═════ STORED ROWS
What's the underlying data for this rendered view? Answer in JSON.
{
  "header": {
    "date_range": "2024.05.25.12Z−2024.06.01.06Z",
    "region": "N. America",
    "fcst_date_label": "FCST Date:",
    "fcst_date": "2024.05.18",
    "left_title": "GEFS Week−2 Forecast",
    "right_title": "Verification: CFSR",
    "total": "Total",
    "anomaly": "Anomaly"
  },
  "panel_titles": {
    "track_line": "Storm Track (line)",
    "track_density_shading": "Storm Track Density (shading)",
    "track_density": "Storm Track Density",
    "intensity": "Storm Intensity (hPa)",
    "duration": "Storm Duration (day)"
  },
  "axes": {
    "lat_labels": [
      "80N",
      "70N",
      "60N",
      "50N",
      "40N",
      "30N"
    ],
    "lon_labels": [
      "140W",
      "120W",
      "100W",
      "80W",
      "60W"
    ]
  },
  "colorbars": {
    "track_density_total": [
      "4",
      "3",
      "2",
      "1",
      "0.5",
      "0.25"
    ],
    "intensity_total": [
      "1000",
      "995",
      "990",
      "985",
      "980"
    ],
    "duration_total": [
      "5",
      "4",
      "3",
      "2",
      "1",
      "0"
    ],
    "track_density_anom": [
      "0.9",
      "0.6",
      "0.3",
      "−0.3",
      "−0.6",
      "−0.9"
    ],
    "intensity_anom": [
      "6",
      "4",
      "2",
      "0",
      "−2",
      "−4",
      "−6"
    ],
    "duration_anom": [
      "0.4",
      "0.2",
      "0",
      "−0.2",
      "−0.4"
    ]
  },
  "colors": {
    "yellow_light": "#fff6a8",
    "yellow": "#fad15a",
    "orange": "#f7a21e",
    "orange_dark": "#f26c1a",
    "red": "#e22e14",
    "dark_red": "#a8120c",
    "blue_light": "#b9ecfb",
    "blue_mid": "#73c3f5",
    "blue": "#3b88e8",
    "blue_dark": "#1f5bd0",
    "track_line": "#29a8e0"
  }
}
══════════
--- WORK TO BE COMPLETED ---
Find every line that includes the string "Storm". Report how many there are and nothing else.

--- OUTPUT FOR THIS TASK ---
5